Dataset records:
....
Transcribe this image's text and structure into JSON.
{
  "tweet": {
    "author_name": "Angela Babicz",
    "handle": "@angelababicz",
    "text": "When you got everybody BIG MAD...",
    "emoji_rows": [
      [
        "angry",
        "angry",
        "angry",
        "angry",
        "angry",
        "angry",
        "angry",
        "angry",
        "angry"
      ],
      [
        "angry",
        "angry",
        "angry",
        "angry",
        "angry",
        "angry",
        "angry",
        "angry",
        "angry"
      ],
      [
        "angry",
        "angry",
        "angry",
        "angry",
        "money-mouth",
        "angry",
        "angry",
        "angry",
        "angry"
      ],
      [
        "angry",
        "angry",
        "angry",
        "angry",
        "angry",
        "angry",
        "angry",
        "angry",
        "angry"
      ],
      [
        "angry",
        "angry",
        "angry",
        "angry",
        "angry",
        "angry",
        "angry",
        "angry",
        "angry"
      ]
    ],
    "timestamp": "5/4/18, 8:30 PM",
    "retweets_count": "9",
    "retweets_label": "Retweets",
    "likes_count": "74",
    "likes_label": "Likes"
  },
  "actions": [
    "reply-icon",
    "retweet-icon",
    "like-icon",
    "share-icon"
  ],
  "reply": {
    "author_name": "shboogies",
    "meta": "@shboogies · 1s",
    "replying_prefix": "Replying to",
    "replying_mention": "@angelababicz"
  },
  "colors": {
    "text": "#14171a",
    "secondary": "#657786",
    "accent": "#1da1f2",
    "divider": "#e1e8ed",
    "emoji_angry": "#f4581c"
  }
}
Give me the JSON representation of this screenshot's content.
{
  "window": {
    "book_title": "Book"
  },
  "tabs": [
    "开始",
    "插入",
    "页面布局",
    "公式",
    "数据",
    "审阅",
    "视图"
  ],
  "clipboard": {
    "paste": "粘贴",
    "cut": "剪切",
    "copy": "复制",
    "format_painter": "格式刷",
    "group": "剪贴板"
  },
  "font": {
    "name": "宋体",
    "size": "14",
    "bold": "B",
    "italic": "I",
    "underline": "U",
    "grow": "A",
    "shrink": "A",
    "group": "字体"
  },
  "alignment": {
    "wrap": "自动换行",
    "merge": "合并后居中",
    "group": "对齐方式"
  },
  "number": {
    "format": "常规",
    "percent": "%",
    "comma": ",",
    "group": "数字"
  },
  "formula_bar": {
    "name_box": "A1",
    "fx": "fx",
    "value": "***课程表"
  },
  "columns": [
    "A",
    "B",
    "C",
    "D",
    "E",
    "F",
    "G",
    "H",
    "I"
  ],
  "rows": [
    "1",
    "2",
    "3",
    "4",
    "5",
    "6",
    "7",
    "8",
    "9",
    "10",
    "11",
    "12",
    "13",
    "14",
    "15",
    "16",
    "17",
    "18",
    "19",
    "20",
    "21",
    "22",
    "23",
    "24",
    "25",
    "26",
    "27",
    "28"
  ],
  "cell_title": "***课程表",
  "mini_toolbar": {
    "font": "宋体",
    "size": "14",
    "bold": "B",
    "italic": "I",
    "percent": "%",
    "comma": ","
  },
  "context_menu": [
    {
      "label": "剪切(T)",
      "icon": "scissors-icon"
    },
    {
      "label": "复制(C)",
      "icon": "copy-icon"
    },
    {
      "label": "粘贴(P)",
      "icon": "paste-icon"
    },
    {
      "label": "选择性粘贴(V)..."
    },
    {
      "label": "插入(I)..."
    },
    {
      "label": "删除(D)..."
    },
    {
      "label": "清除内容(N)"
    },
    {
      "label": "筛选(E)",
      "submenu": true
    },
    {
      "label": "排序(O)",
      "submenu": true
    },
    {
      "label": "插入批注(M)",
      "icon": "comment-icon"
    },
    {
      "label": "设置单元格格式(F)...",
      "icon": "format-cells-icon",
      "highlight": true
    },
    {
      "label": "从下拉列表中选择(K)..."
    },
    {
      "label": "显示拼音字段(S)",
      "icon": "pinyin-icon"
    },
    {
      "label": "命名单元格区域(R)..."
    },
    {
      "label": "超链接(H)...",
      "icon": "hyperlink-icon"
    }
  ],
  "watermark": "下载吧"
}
....
• Written instruction:
Reproduce every line of the data verbatim.

• Solution for this exercise:
Transcribe this image's text and structure into JSON.
{
  "tweet": {
    "author_name": "Angela Babicz",
    "handle": "@angelababicz",
    "text": "When you got everybody BIG MAD...",
    "emoji_rows": [
      [
        "angry",
        "angry",
        "angry",
        "angry",
        "angry",
        "angry",
        "angry",
        "angry",
        "angry"
      ],
      [
        "angry",
        "angry",
        "angry",
        "angry",
        "angry",
        "angry",
        "angry",
        "angry",
        "angry"
      ],
      [
        "angry",
        "angry",
        "angry",
        "angry",
        "money-mouth",
        "angry",
        "angry",
        "angry",
        "angry"
      ],
      [
        "angry",
        "angry",
        "angry",
        "angry",
        "angry",
        "angry",
        "angry",
        "angry",
        "angry"
      ],
      [
        "angry",
        "angry",
        "angry",
        "angry",
        "angry",
        "angry",
        "angry",
        "angry",
        "angry"
      ]
    ],
    "timestamp": "5/4/18, 8:30 PM",
    "retweets_count": "9",
    "retweets_label": "Retweets",
    "likes_count": "74",
    "likes_label": "Likes"
  },
  "actions": [
    "reply-icon",
    "retweet-icon",
    "like-icon",
    "share-icon"
  ],
  "reply": {
    "author_name": "shboogies",
    "meta": "@shboogies · 1s",
    "replying_prefix": "Replying to",
    "replying_mention": "@angelababicz"
  },
  "colors": {
    "text": "#14171a",
    "secondary": "#657786",
    "accent": "#1da1f2",
    "divider": "#e1e8ed",
    "emoji_angry": "#f4581c"
  }
}
Give me the JSON representation of this screenshot's content.
{
  "window": {
    "book_title": "Book"
  },
  "tabs": [
    "开始",
    "插入",
    "页面布局",
    "公式",
    "数据",
    "审阅",
    "视图"
  ],
  "clipboard": {
    "paste": "粘贴",
    "cut": "剪切",
    "copy": "复制",
    "format_painter": "格式刷",
    "group": "剪贴板"
  },
  "font": {
    "name": "宋体",
    "size": "14",
    "bold": "B",
    "italic": "I",
    "underline": "U",
    "grow": "A",
    "shrink": "A",
    "group": "字体"
  },
  "alignment": {
    "wrap": "自动换行",
    "merge": "合并后居中",
    "group": "对齐方式"
  },
  "number": {
    "format": "常规",
    "percent": "%",
    "comma": ",",
    "group": "数字"
  },
  "formula_bar": {
    "name_box": "A1",
    "fx": "fx",
    "value": "***课程表"
  },
  "columns": [
    "A",
    "B",
    "C",
    "D",
    "E",
    "F",
    "G",
    "H",
    "I"
  ],
  "rows": [
    "1",
    "2",
    "3",
    "4",
    "5",
    "6",
    "7",
    "8",
    "9",
    "10",
    "11",
    "12",
    "13",
    "14",
    "15",
    "16",
    "17",
    "18",
    "19",
    "20",
    "21",
    "22",
    "23",
    "24",
    "25",
    "26",
    "27",
    "28"
  ],
  "cell_title": "***课程表",
  "mini_toolbar": {
    "font": "宋体",
    "size": "14",
    "bold": "B",
    "italic": "I",
    "percent": "%",
    "comma": ","
  },
  "context_menu": [
    {
      "label": "剪切(T)",
      "icon": "scissors-icon"
    },
    {
      "label": "复制(C)",
      "icon": "copy-icon"
    },
    {
      "label": "粘贴(P)",
      "icon": "paste-icon"
    },
    {
      "label": "选择性粘贴(V)..."
    },
    {
      "label": "插入(I)..."
    },
    {
      "label": "删除(D)..."
    },
    {
      "label": "清除内容(N)"
    },
    {
      "label": "筛选(E)",
      "submenu": true
    },
    {
      "label": "排序(O)",
      "submenu": true
    },
    {
      "label": "插入批注(M)",
      "icon": "comment-icon"
    },
    {
      "label": "设置单元格格式(F)...",
      "icon": "format-cells-icon",
      "highlight": true
    },
    {
      "label": "从下拉列表中选择(K)..."
    },
    {
      "label": "显示拼音字段(S)",
      "icon": "pinyin-icon"
    },
    {
      "label": "命名单元格区域(R)..."
    },
    {
      "label": "超链接(H)...",
      "icon": "hyperlink-icon"
    }
  ],
  "watermark": "下载吧"
}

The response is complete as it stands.